WHAT IS NEEDED: Repeat each line exactly, leaving nothing out.

** start **

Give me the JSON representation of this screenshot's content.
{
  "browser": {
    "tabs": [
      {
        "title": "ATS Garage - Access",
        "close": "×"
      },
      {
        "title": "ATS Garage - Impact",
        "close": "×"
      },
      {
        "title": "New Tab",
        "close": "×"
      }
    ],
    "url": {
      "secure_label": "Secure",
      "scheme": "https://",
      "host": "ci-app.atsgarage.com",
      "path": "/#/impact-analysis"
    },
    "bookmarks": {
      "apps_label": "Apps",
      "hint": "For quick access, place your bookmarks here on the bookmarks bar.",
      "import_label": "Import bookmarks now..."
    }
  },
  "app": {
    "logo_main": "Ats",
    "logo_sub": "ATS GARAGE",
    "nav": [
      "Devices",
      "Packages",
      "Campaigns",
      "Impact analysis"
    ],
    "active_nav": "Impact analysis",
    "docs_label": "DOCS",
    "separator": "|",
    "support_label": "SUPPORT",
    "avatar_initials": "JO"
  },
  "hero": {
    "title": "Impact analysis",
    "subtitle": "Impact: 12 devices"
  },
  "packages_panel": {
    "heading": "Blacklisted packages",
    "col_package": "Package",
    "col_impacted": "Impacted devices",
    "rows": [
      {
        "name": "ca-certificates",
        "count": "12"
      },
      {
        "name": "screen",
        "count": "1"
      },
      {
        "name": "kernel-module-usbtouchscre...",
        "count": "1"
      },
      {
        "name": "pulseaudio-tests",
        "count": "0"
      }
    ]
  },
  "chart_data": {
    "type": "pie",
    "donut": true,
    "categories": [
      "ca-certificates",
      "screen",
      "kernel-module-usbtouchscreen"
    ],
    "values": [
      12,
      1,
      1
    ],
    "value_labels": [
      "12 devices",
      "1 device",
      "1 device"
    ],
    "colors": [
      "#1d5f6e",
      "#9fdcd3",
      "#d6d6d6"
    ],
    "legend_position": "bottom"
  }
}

** end **

THE REPLY:
Give me the JSON representation of this screenshot's content.
{
  "browser": {
    "tabs": [
      {
        "title": "ATS Garage - Access",
        "close": "×"
      },
      {
        "title": "ATS Garage - Impact",
        "close": "×"
      },
      {
        "title": "New Tab",
        "close": "×"
      }
    ],
    "url": {
      "secure_label": "Secure",
      "scheme": "https://",
      "host": "ci-app.atsgarage.com",
      "path": "/#/impact-analysis"
    },
    "bookmarks": {
      "apps_label": "Apps",
      "hint": "For quick access, place your bookmarks here on the bookmarks bar.",
      "import_label": "Import bookmarks now..."
    }
  },
  "app": {
    "logo_main": "Ats",
    "logo_sub": "ATS GARAGE",
    "nav": [
      "Devices",
      "Packages",
      "Campaigns",
      "Impact analysis"
    ],
    "active_nav": "Impact analysis",
    "docs_label": "DOCS",
    "separator": "|",
    "support_label": "SUPPORT",
    "avatar_initials": "JO"
  },
  "hero": {
    "title": "Impact analysis",
    "subtitle": "Impact: 12 devices"
  },
  "packages_panel": {
    "heading": "Blacklisted packages",
    "col_package": "Package",
    "col_impacted": "Impacted devices",
    "rows": [
      {
        "name": "ca-certificates",
        "count": "12"
      },
      {
        "name": "screen",
        "count": "1"
      },
      {
        "name": "kernel-module-usbtouchscre...",
        "count": "1"
      },
      {
        "name": "pulseaudio-tests",
        "count": "0"
      }
    ]
  },
  "chart_data": {
    "type": "pie",
    "donut": true,
    "categories": [
      "ca-certificates",
      "screen",
      "kernel-module-usbtouchscreen"
    ],
    "values": [
      12,
      1,
      1
    ],
    "value_labels": [
      "12 devices",
      "1 device",
      "1 device"
    ],
    "colors": [
      "#1d5f6e",
      "#9fdcd3",
      "#d6d6d6"
    ],
    "legend_position": "bottom"
  }
}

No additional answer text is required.